### DESCRIPTION OF THE TASK
Omit the pictures from the entries below and retype everything else exactly.

### DATASET

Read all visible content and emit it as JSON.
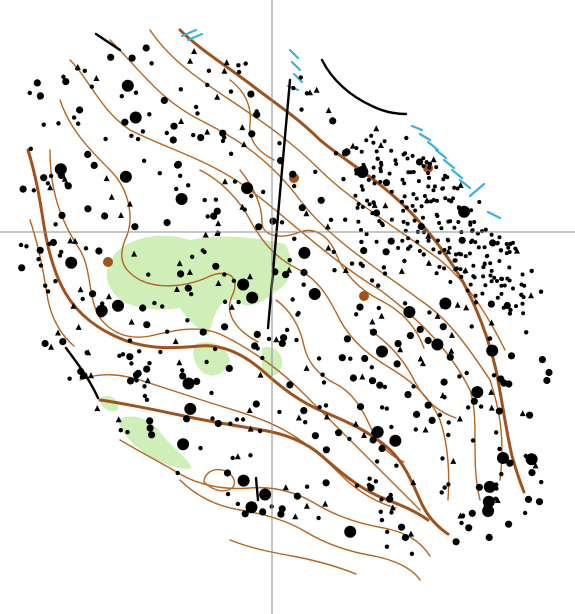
{
  "map": {
    "colors": {
      "background": "#ffffff",
      "contour": "#b5651d",
      "contour_index": "#a0521a",
      "vegetation": "#cfefb8",
      "water_hatch": "#38b2e0",
      "boulder": "#000000",
      "crosshair": "#8c8c8c"
    },
    "symbols": [
      "contour-line",
      "index-contour",
      "boulder",
      "boulder-field",
      "stony-ground",
      "open-land",
      "marsh-hatching",
      "cliff",
      "knoll",
      "crosshair"
    ]
  }
}
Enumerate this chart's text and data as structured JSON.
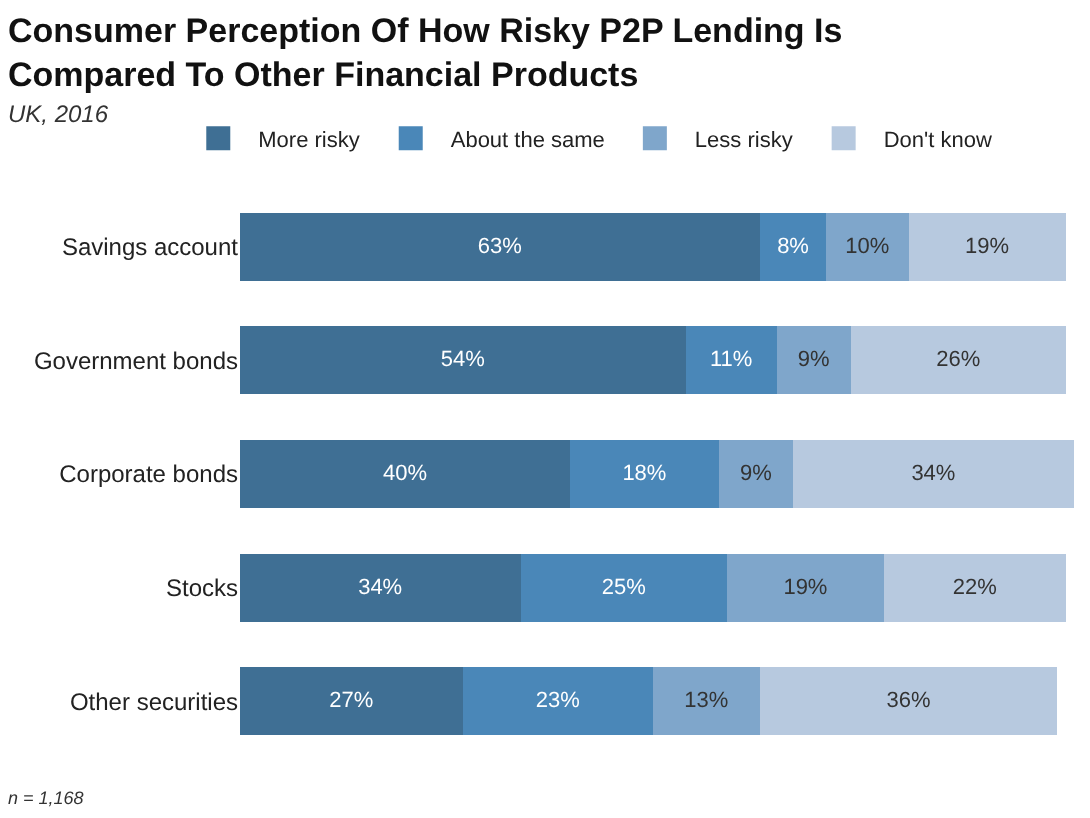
{
  "chart_data": {
    "type": "bar",
    "orientation": "horizontal",
    "stacked": true,
    "title": "Consumer Perception Of How Risky P2P Lending Is Compared To Other Financial Products",
    "subtitle": "UK, 2016",
    "categories": [
      "Savings account",
      "Government bonds",
      "Corporate bonds",
      "Stocks",
      "Other securities"
    ],
    "series": [
      {
        "name": "More risky",
        "color": "#3f6f94",
        "values": [
          63,
          54,
          40,
          34,
          27
        ],
        "value_labels": [
          "63%",
          "54%",
          "40%",
          "34%",
          "27%"
        ]
      },
      {
        "name": "About the same",
        "color": "#4a87b8",
        "values": [
          8,
          11,
          18,
          25,
          23
        ],
        "value_labels": [
          "8%",
          "11%",
          "18%",
          "25%",
          "23%"
        ]
      },
      {
        "name": "Less risky",
        "color": "#7fa6cb",
        "values": [
          10,
          9,
          9,
          19,
          13
        ],
        "value_labels": [
          "10%",
          "9%",
          "9%",
          "19%",
          "13%"
        ]
      },
      {
        "name": "Don't know",
        "color": "#b7c9df",
        "values": [
          19,
          26,
          34,
          22,
          36
        ],
        "value_labels": [
          "19%",
          "26%",
          "34%",
          "22%",
          "36%"
        ]
      }
    ],
    "legend": "top",
    "annotations": [
      "n = 1,168"
    ]
  }
}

### PROBLEM SOLUTION
Read all visible content and emit it as JSON.
{
  "map": {
    "colors": {
      "background": "#ffffff",
      "contour": "#b5651d",
      "contour_index": "#a0521a",
      "vegetation": "#cfefb8",
      "water_hatch": "#38b2e0",
      "boulder": "#000000",
      "crosshair": "#8c8c8c"
    },
    "symbols": [
      "contour-line",
      "index-contour",
      "boulder",
      "boulder-field",
      "stony-ground",
      "open-land",
      "marsh-hatching",
      "cliff",
      "knoll",
      "crosshair"
    ]
  }
}
Enumerate this chart's text and data as structured JSON.
{
  "chart_data": {
    "type": "bar",
    "orientation": "horizontal",
    "stacked": true,
    "title": "Consumer Perception Of How Risky P2P Lending Is Compared To Other Financial Products",
    "subtitle": "UK, 2016",
    "categories": [
      "Savings account",
      "Government bonds",
      "Corporate bonds",
      "Stocks",
      "Other securities"
    ],
    "series": [
      {
        "name": "More risky",
        "color": "#3f6f94",
        "values": [
          63,
          54,
          40,
          34,
          27
        ],
        "value_labels": [
          "63%",
          "54%",
          "40%",
          "34%",
          "27%"
        ]
      },
      {
        "name": "About the same",
        "color": "#4a87b8",
        "values": [
          8,
          11,
          18,
          25,
          23
        ],
        "value_labels": [
          "8%",
          "11%",
          "18%",
          "25%",
          "23%"
        ]
      },
      {
        "name": "Less risky",
        "color": "#7fa6cb",
        "values": [
          10,
          9,
          9,
          19,
          13
        ],
        "value_labels": [
          "10%",
          "9%",
          "9%",
          "19%",
          "13%"
        ]
      },
      {
        "name": "Don't know",
        "color": "#b7c9df",
        "values": [
          19,
          26,
          34,
          22,
          36
        ],
        "value_labels": [
          "19%",
          "26%",
          "34%",
          "22%",
          "36%"
        ]
      }
    ],
    "legend": "top",
    "annotations": [
      "n = 1,168"
    ]
  }
}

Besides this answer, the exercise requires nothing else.